WHAT TO DO: Take every line from the material that has the word "JSON" in it.
##### SUPPLIED RECORDS #####
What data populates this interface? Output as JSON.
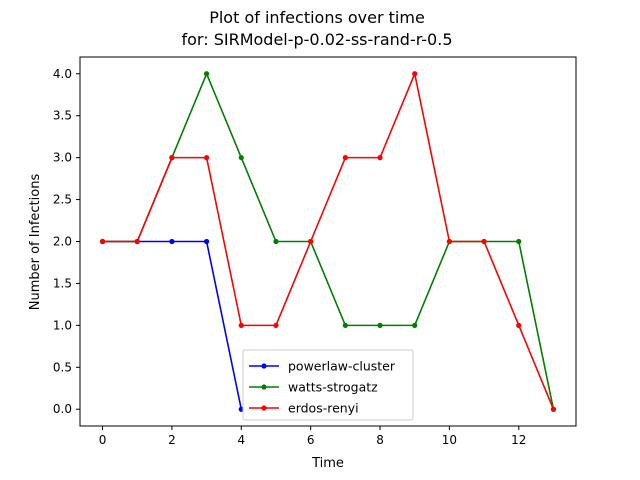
{
  "chart_data": {
    "type": "line",
    "title": [
      "Plot of infections over time",
      "for: SIRModel-p-0.02-ss-rand-r-0.5"
    ],
    "xlabel": "Time",
    "ylabel": "Number of Infections",
    "xlim": [
      -0.65,
      13.65
    ],
    "ylim": [
      -0.2,
      4.2
    ],
    "xticks": [
      0,
      2,
      4,
      6,
      8,
      10,
      12
    ],
    "xtick_labels": [
      "0",
      "2",
      "4",
      "6",
      "8",
      "10",
      "12"
    ],
    "yticks": [
      0,
      0.5,
      1,
      1.5,
      2,
      2.5,
      3,
      3.5,
      4
    ],
    "ytick_labels": [
      "0.0",
      "0.5",
      "1.0",
      "1.5",
      "2.0",
      "2.5",
      "3.0",
      "3.5",
      "4.0"
    ],
    "grid": false,
    "legend_position": "lower-center",
    "series": [
      {
        "name": "powerlaw-cluster",
        "color": "#0000ff",
        "x": [
          0,
          1,
          2,
          3,
          4
        ],
        "y": [
          2,
          2,
          2,
          2,
          0
        ]
      },
      {
        "name": "watts-strogatz",
        "color": "#008000",
        "x": [
          0,
          1,
          2,
          3,
          4,
          5,
          6,
          7,
          8,
          9,
          10,
          11,
          12,
          13
        ],
        "y": [
          2,
          2,
          3,
          4,
          3,
          2,
          2,
          1,
          1,
          1,
          2,
          2,
          2,
          0
        ]
      },
      {
        "name": "erdos-renyi",
        "color": "#ff0000",
        "x": [
          0,
          1,
          2,
          3,
          4,
          5,
          6,
          7,
          8,
          9,
          10,
          11,
          12,
          13
        ],
        "y": [
          2,
          2,
          3,
          3,
          1,
          1,
          2,
          3,
          3,
          4,
          2,
          2,
          1,
          0
        ]
      }
    ]
  }
}
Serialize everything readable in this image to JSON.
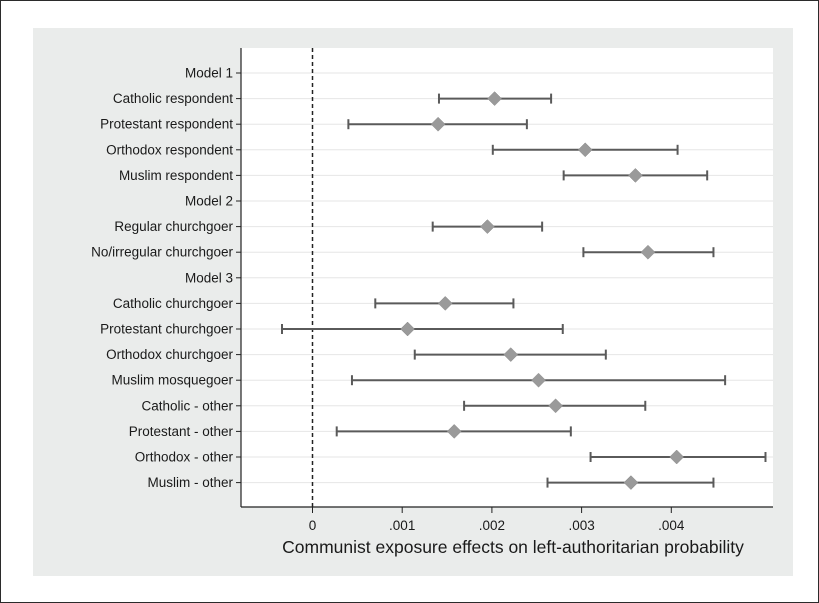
#####
CORRECT RESULT:
What data populates this interface? Output as JSON.
Serialize everything readable in this image to JSON.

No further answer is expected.